==== THE DATA

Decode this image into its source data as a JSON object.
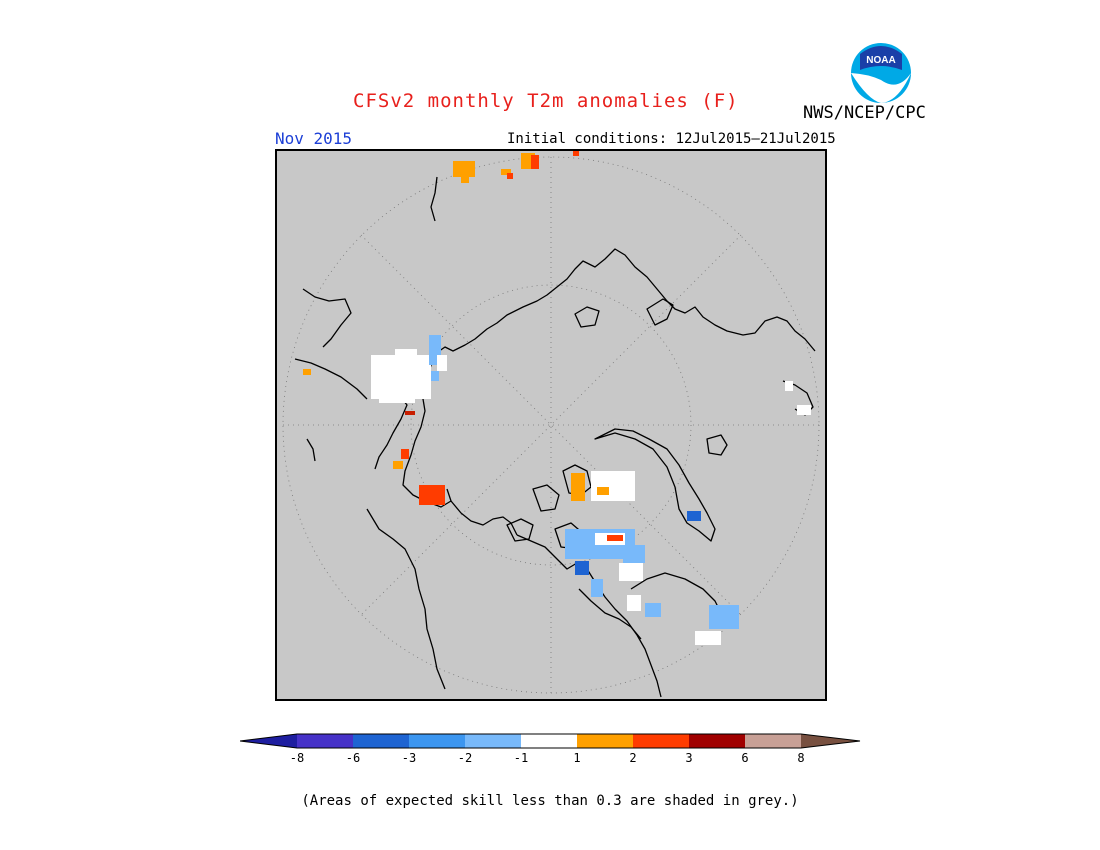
{
  "header": {
    "title": "CFSv2 monthly T2m anomalies (F)",
    "forecast_month": "Nov 2015",
    "initial_conditions": "Initial conditions: 12Jul2015–21Jul2015",
    "agency": "NWS/NCEP/CPC",
    "logo_text": "NOAA"
  },
  "map": {
    "projection": "north-polar-stereographic",
    "land_ocean_color": "#c8c8c8",
    "coastline_color": "#000000",
    "graticule": "dotted"
  },
  "legend": {
    "tick_labels": [
      "-8",
      "-6",
      "-3",
      "-2",
      "-1",
      "1",
      "2",
      "3",
      "6",
      "8"
    ],
    "colors": [
      "#1e1ea0",
      "#4632c8",
      "#1e64d2",
      "#3c96f0",
      "#78b9fa",
      "#ffffff",
      "#ffa000",
      "#ff3c00",
      "#a00000",
      "#c8a096",
      "#785040"
    ],
    "footnote": "(Areas of expected skill less than 0.3 are shaded in grey.)"
  },
  "anomaly_colors": {
    "white": "#ffffff",
    "light_blue": "#78b9fa",
    "blue": "#3c96f0",
    "dark_blue": "#1e64d2",
    "orange": "#ffa000",
    "red": "#ff3c00",
    "dark_red": "#c81e00"
  }
}
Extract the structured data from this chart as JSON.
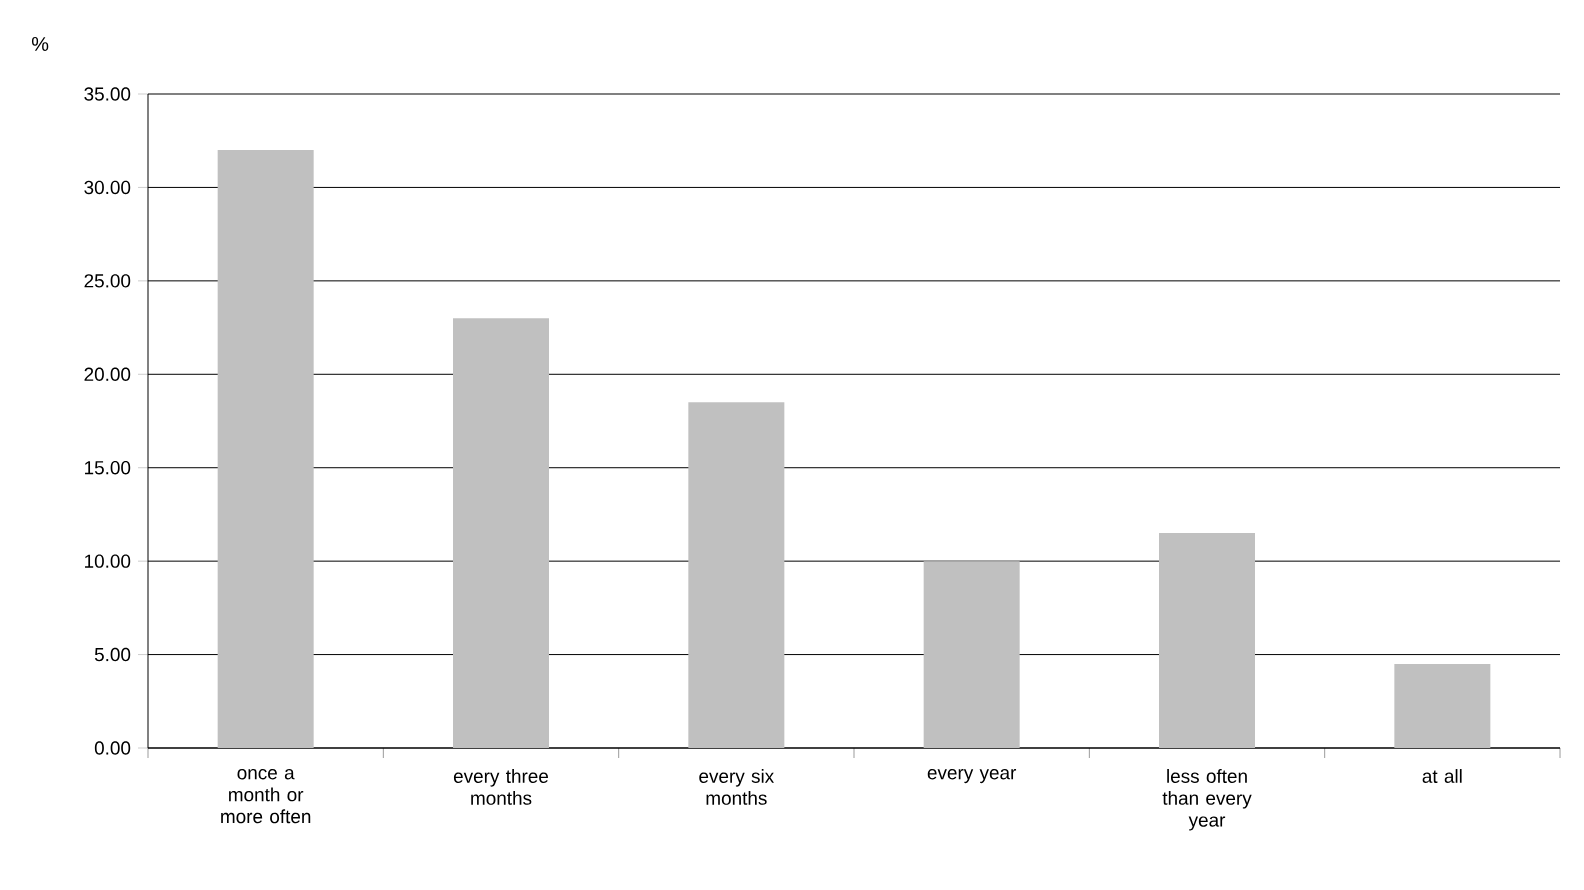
{
  "chart_data": {
    "type": "bar",
    "ylabel": "%",
    "categories": [
      "once a month or more often",
      "every three months",
      "every six months",
      "every year",
      "less often than every year",
      "at all"
    ],
    "values": [
      32.0,
      23.0,
      18.5,
      10.0,
      11.5,
      4.5
    ],
    "color": "#c0c0c0",
    "ylim": [
      0,
      35
    ],
    "yticks": [
      {
        "value": 0,
        "label": "0.00"
      },
      {
        "value": 5,
        "label": "5.00"
      },
      {
        "value": 10,
        "label": "10.00"
      },
      {
        "value": 15,
        "label": "15.00"
      },
      {
        "value": 20,
        "label": "20.00"
      },
      {
        "value": 25,
        "label": "25.00"
      },
      {
        "value": 30,
        "label": "30.00"
      },
      {
        "value": 35,
        "label": "35.00"
      }
    ],
    "grid": "y"
  }
}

========

Pick out each line containing the string "months" and copy it.

      "every three months",
      "every six months",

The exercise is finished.